-- start Entries provided --

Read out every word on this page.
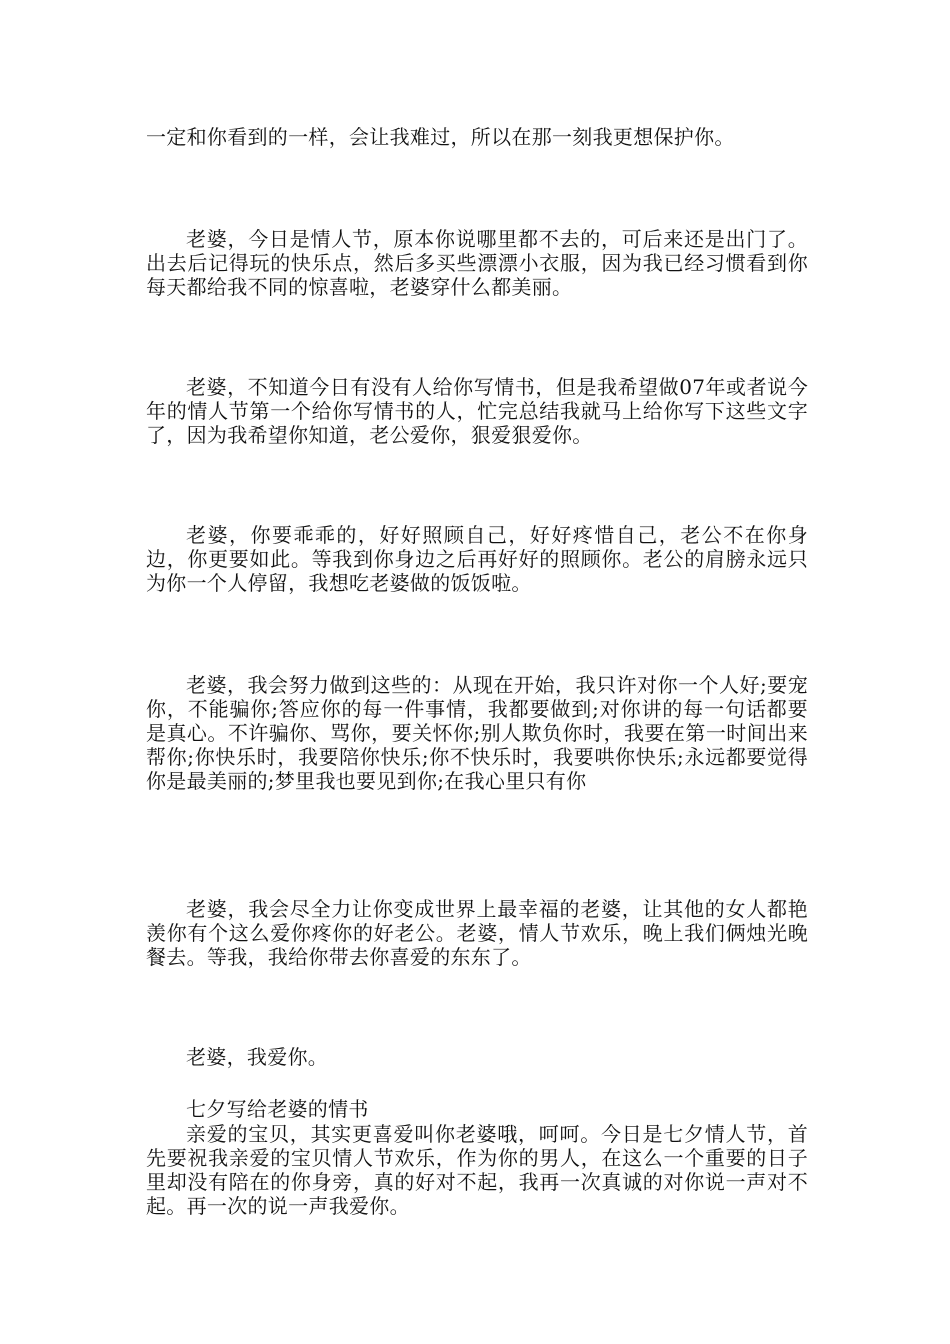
一定和你看到的一样，会让我难过，所以在那一刻我更想保护你。

老婆，今日是情人节，原本你说哪里都不去的，可后来还是出门了。出去后记得玩的快乐点，然后多买些漂漂小衣服，因为我已经习惯看到你每天都给我不同的惊喜啦，老婆穿什么都美丽。

老婆，不知道今日有没有人给你写情书，但是我希望做07年或者说今年的情人节第一个给你写情书的人，忙完总结我就马上给你写下这些文字了，因为我希望你知道，老公爱你，狠爱狠爱你。

老婆，你要乖乖的，好好照顾自己，好好疼惜自己，老公不在你身边，你更要如此。等我到你身边之后再好好的照顾你。老公的肩膀永远只为你一个人停留，我想吃老婆做的饭饭啦。

老婆，我会努力做到这些的：从现在开始，我只许对你一个人好;要宠你，不能骗你;答应你的每一件事情，我都要做到;对你讲的每一句话都要是真心。不许骗你、骂你，要关怀你;别人欺负你时，我要在第一时间出来帮你;你快乐时，我要陪你快乐;你不快乐时，我要哄你快乐;永远都要觉得你是最美丽的;梦里我也要见到你;在我心里只有你

老婆，我会尽全力让你变成世界上最幸福的老婆，让其他的女人都艳羡你有个这么爱你疼你的好老公。老婆，情人节欢乐，晚上我们俩烛光晚餐去。等我，我给你带去你喜爱的东东了。

老婆，我爱你。

七夕写给老婆的情书

亲爱的宝贝，其实更喜爱叫你老婆哦，呵呵。今日是七夕情人节，首先要祝我亲爱的宝贝情人节欢乐，作为你的男人，在这么一个重要的日子里却没有陪在的你身旁，真的好对不起，我再一次真诚的对你说一声对不起。再一次的说一声我爱你。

-- end Entries provided --

Required task: Without the pictures, restate all the entries above exactly.

Answer below:
Read out every word on this page.
一定和你看到的一样，会让我难过，所以在那一刻我更想保护你。

老婆，今日是情人节，原本你说哪里都不去的，可后来还是出门了。出去后记得玩的快乐点，然后多买些漂漂小衣服，因为我已经习惯看到你每天都给我不同的惊喜啦，老婆穿什么都美丽。

老婆，不知道今日有没有人给你写情书，但是我希望做07年或者说今年的情人节第一个给你写情书的人，忙完总结我就马上给你写下这些文字了，因为我希望你知道，老公爱你，狠爱狠爱你。

老婆，你要乖乖的，好好照顾自己，好好疼惜自己，老公不在你身边，你更要如此。等我到你身边之后再好好的照顾你。老公的肩膀永远只为你一个人停留，我想吃老婆做的饭饭啦。

老婆，我会努力做到这些的：从现在开始，我只许对你一个人好;要宠你，不能骗你;答应你的每一件事情，我都要做到;对你讲的每一句话都要是真心。不许骗你、骂你，要关怀你;别人欺负你时，我要在第一时间出来帮你;你快乐时，我要陪你快乐;你不快乐时，我要哄你快乐;永远都要觉得你是最美丽的;梦里我也要见到你;在我心里只有你

老婆，我会尽全力让你变成世界上最幸福的老婆，让其他的女人都艳羡你有个这么爱你疼你的好老公。老婆，情人节欢乐，晚上我们俩烛光晚餐去。等我，我给你带去你喜爱的东东了。

老婆，我爱你。

七夕写给老婆的情书

亲爱的宝贝，其实更喜爱叫你老婆哦，呵呵。今日是七夕情人节，首先要祝我亲爱的宝贝情人节欢乐，作为你的男人，在这么一个重要的日子里却没有陪在的你身旁，真的好对不起，我再一次真诚的对你说一声对不起。再一次的说一声我爱你。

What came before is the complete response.